**SHORT TASK**
Reproduce the data in its entirety, exactly as supplied.

[Dataset entries]
++++++++++++++++++++

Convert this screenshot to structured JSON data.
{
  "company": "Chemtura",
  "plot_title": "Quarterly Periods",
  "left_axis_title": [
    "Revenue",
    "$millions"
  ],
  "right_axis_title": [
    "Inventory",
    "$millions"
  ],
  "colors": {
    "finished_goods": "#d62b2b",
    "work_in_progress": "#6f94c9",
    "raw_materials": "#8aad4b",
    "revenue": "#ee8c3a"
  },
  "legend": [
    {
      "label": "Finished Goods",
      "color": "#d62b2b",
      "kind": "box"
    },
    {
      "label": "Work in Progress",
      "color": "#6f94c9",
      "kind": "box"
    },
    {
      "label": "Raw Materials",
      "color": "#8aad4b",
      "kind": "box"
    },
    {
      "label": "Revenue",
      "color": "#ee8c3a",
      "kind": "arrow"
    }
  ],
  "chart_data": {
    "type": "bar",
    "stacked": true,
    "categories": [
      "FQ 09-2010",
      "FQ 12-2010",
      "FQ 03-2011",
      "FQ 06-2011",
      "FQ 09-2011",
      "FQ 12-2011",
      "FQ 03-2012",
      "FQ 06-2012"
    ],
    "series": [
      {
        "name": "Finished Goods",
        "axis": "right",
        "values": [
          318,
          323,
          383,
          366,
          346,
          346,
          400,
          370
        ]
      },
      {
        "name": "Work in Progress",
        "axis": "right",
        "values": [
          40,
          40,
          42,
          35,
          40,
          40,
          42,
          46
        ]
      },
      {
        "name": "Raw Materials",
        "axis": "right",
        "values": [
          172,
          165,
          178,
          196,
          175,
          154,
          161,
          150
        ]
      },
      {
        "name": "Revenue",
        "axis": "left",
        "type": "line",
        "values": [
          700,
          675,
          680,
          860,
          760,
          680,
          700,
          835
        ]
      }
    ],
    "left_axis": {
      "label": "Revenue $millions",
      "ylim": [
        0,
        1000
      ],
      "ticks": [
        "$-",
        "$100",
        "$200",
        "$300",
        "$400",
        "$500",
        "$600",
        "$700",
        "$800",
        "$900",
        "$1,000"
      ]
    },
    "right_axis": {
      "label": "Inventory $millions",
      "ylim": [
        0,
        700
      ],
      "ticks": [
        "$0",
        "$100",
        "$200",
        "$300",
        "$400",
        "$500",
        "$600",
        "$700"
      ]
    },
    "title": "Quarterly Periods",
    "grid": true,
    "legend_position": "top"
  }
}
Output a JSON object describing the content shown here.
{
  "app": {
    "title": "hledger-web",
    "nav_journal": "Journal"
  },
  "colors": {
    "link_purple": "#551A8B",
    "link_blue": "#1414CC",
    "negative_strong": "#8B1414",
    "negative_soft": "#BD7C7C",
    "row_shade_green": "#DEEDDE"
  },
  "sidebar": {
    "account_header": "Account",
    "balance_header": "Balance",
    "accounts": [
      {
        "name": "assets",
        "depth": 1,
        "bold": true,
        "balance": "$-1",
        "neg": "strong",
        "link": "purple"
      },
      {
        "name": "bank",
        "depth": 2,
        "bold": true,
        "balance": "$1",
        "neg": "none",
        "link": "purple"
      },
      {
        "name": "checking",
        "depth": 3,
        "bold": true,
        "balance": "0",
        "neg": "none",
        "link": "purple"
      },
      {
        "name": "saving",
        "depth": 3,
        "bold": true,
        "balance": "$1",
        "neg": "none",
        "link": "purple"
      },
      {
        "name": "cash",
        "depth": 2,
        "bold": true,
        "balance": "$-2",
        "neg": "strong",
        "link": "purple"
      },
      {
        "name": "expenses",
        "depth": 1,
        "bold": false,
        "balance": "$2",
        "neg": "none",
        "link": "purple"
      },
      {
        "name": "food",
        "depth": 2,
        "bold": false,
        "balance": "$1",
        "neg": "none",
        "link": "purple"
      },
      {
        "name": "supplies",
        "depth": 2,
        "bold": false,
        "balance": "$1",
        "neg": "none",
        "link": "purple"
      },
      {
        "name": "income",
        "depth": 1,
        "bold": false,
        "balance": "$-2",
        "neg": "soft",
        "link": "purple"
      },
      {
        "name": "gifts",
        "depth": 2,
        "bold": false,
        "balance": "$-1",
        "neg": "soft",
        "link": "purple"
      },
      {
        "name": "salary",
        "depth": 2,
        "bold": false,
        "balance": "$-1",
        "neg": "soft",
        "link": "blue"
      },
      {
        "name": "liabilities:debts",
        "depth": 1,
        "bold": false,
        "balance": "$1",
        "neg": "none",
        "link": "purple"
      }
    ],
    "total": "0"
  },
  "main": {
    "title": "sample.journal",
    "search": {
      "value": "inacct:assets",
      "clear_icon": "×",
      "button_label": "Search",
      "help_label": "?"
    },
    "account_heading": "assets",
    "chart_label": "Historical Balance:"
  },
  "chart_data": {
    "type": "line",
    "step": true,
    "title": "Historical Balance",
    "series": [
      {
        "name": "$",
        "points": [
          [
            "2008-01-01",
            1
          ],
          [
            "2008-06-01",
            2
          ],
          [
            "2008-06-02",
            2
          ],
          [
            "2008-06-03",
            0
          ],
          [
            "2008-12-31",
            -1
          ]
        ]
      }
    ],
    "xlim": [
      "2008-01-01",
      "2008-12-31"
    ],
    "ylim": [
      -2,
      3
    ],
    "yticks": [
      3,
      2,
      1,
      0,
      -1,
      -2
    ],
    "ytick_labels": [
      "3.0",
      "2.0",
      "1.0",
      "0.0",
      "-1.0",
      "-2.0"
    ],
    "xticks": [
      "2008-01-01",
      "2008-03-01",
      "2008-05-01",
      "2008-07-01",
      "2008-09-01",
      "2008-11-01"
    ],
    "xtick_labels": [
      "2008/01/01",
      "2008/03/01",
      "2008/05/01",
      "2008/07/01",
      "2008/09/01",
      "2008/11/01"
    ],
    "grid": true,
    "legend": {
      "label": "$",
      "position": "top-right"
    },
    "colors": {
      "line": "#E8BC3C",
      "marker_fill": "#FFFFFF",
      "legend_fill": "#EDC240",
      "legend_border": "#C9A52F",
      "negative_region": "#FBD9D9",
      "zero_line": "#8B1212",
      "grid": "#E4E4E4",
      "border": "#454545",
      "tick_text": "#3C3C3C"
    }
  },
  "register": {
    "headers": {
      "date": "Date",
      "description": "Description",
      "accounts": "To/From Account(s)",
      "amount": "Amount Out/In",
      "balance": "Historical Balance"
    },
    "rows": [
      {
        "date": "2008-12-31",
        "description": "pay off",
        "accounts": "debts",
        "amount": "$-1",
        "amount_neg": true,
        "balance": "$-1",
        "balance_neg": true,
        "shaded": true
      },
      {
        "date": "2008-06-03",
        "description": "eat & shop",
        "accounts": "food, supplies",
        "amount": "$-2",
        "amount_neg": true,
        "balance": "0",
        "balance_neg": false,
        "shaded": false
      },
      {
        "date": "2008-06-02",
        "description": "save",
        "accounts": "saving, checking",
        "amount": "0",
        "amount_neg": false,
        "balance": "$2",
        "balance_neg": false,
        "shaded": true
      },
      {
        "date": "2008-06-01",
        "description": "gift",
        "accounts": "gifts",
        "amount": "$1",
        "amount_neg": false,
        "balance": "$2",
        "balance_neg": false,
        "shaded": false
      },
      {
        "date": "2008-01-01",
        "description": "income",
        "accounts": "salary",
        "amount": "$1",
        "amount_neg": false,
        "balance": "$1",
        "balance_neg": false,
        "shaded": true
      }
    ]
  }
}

++++++++++++++++++++

**TASK RESPONSE**
Convert this screenshot to structured JSON data.
{
  "company": "Chemtura",
  "plot_title": "Quarterly Periods",
  "left_axis_title": [
    "Revenue",
    "$millions"
  ],
  "right_axis_title": [
    "Inventory",
    "$millions"
  ],
  "colors": {
    "finished_goods": "#d62b2b",
    "work_in_progress": "#6f94c9",
    "raw_materials": "#8aad4b",
    "revenue": "#ee8c3a"
  },
  "legend": [
    {
      "label": "Finished Goods",
      "color": "#d62b2b",
      "kind": "box"
    },
    {
      "label": "Work in Progress",
      "color": "#6f94c9",
      "kind": "box"
    },
    {
      "label": "Raw Materials",
      "color": "#8aad4b",
      "kind": "box"
    },
    {
      "label": "Revenue",
      "color": "#ee8c3a",
      "kind": "arrow"
    }
  ],
  "chart_data": {
    "type": "bar",
    "stacked": true,
    "categories": [
      "FQ 09-2010",
      "FQ 12-2010",
      "FQ 03-2011",
      "FQ 06-2011",
      "FQ 09-2011",
      "FQ 12-2011",
      "FQ 03-2012",
      "FQ 06-2012"
    ],
    "series": [
      {
        "name": "Finished Goods",
        "axis": "right",
        "values": [
          318,
          323,
          383,
          366,
          346,
          346,
          400,
          370
        ]
      },
      {
        "name": "Work in Progress",
        "axis": "right",
        "values": [
          40,
          40,
          42,
          35,
          40,
          40,
          42,
          46
        ]
      },
      {
        "name": "Raw Materials",
        "axis": "right",
        "values": [
          172,
          165,
          178,
          196,
          175,
          154,
          161,
          150
        ]
      },
      {
        "name": "Revenue",
        "axis": "left",
        "type": "line",
        "values": [
          700,
          675,
          680,
          860,
          760,
          680,
          700,
          835
        ]
      }
    ],
    "left_axis": {
      "label": "Revenue $millions",
      "ylim": [
        0,
        1000
      ],
      "ticks": [
        "$-",
        "$100",
        "$200",
        "$300",
        "$400",
        "$500",
        "$600",
        "$700",
        "$800",
        "$900",
        "$1,000"
      ]
    },
    "right_axis": {
      "label": "Inventory $millions",
      "ylim": [
        0,
        700
      ],
      "ticks": [
        "$0",
        "$100",
        "$200",
        "$300",
        "$400",
        "$500",
        "$600",
        "$700"
      ]
    },
    "title": "Quarterly Periods",
    "grid": true,
    "legend_position": "top"
  }
}
Output a JSON object describing the content shown here.
{
  "app": {
    "title": "hledger-web",
    "nav_journal": "Journal"
  },
  "colors": {
    "link_purple": "#551A8B",
    "link_blue": "#1414CC",
    "negative_strong": "#8B1414",
    "negative_soft": "#BD7C7C",
    "row_shade_green": "#DEEDDE"
  },
  "sidebar": {
    "account_header": "Account",
    "balance_header": "Balance",
    "accounts": [
      {
        "name": "assets",
        "depth": 1,
        "bold": true,
        "balance": "$-1",
        "neg": "strong",
        "link": "purple"
      },
      {
        "name": "bank",
        "depth": 2,
        "bold": true,
        "balance": "$1",
        "neg": "none",
        "link": "purple"
      },
      {
        "name": "checking",
        "depth": 3,
        "bold": true,
        "balance": "0",
        "neg": "none",
        "link": "purple"
      },
      {
        "name": "saving",
        "depth": 3,
        "bold": true,
        "balance": "$1",
        "neg": "none",
        "link": "purple"
      },
      {
        "name": "cash",
        "depth": 2,
        "bold": true,
        "balance": "$-2",
        "neg": "strong",
        "link": "purple"
      },
      {
        "name": "expenses",
        "depth": 1,
        "bold": false,
        "balance": "$2",
        "neg": "none",
        "link": "purple"
      },
      {
        "name": "food",
        "depth": 2,
        "bold": false,
        "balance": "$1",
        "neg": "none",
        "link": "purple"
      },
      {
        "name": "supplies",
        "depth": 2,
        "bold": false,
        "balance": "$1",
        "neg": "none",
        "link": "purple"
      },
      {
        "name": "income",
        "depth": 1,
        "bold": false,
        "balance": "$-2",
        "neg": "soft",
        "link": "purple"
      },
      {
        "name": "gifts",
        "depth": 2,
        "bold": false,
        "balance": "$-1",
        "neg": "soft",
        "link": "purple"
      },
      {
        "name": "salary",
        "depth": 2,
        "bold": false,
        "balance": "$-1",
        "neg": "soft",
        "link": "blue"
      },
      {
        "name": "liabilities:debts",
        "depth": 1,
        "bold": false,
        "balance": "$1",
        "neg": "none",
        "link": "purple"
      }
    ],
    "total": "0"
  },
  "main": {
    "title": "sample.journal",
    "search": {
      "value": "inacct:assets",
      "clear_icon": "×",
      "button_label": "Search",
      "help_label": "?"
    },
    "account_heading": "assets",
    "chart_label": "Historical Balance:"
  },
  "chart_data": {
    "type": "line",
    "step": true,
    "title": "Historical Balance",
    "series": [
      {
        "name": "$",
        "points": [
          [
            "2008-01-01",
            1
          ],
          [
            "2008-06-01",
            2
          ],
          [
            "2008-06-02",
            2
          ],
          [
            "2008-06-03",
            0
          ],
          [
            "2008-12-31",
            -1
          ]
        ]
      }
    ],
    "xlim": [
      "2008-01-01",
      "2008-12-31"
    ],
    "ylim": [
      -2,
      3
    ],
    "yticks": [
      3,
      2,
      1,
      0,
      -1,
      -2
    ],
    "ytick_labels": [
      "3.0",
      "2.0",
      "1.0",
      "0.0",
      "-1.0",
      "-2.0"
    ],
    "xticks": [
      "2008-01-01",
      "2008-03-01",
      "2008-05-01",
      "2008-07-01",
      "2008-09-01",
      "2008-11-01"
    ],
    "xtick_labels": [
      "2008/01/01",
      "2008/03/01",
      "2008/05/01",
      "2008/07/01",
      "2008/09/01",
      "2008/11/01"
    ],
    "grid": true,
    "legend": {
      "label": "$",
      "position": "top-right"
    },
    "colors": {
      "line": "#E8BC3C",
      "marker_fill": "#FFFFFF",
      "legend_fill": "#EDC240",
      "legend_border": "#C9A52F",
      "negative_region": "#FBD9D9",
      "zero_line": "#8B1212",
      "grid": "#E4E4E4",
      "border": "#454545",
      "tick_text": "#3C3C3C"
    }
  },
  "register": {
    "headers": {
      "date": "Date",
      "description": "Description",
      "accounts": "To/From Account(s)",
      "amount": "Amount Out/In",
      "balance": "Historical Balance"
    },
    "rows": [
      {
        "date": "2008-12-31",
        "description": "pay off",
        "accounts": "debts",
        "amount": "$-1",
        "amount_neg": true,
        "balance": "$-1",
        "balance_neg": true,
        "shaded": true
      },
      {
        "date": "2008-06-03",
        "description": "eat & shop",
        "accounts": "food, supplies",
        "amount": "$-2",
        "amount_neg": true,
        "balance": "0",
        "balance_neg": false,
        "shaded": false
      },
      {
        "date": "2008-06-02",
        "description": "save",
        "accounts": "saving, checking",
        "amount": "0",
        "amount_neg": false,
        "balance": "$2",
        "balance_neg": false,
        "shaded": true
      },
      {
        "date": "2008-06-01",
        "description": "gift",
        "accounts": "gifts",
        "amount": "$1",
        "amount_neg": false,
        "balance": "$2",
        "balance_neg": false,
        "shaded": false
      },
      {
        "date": "2008-01-01",
        "description": "income",
        "accounts": "salary",
        "amount": "$1",
        "amount_neg": false,
        "balance": "$1",
        "balance_neg": false,
        "shaded": true
      }
    ]
  }
}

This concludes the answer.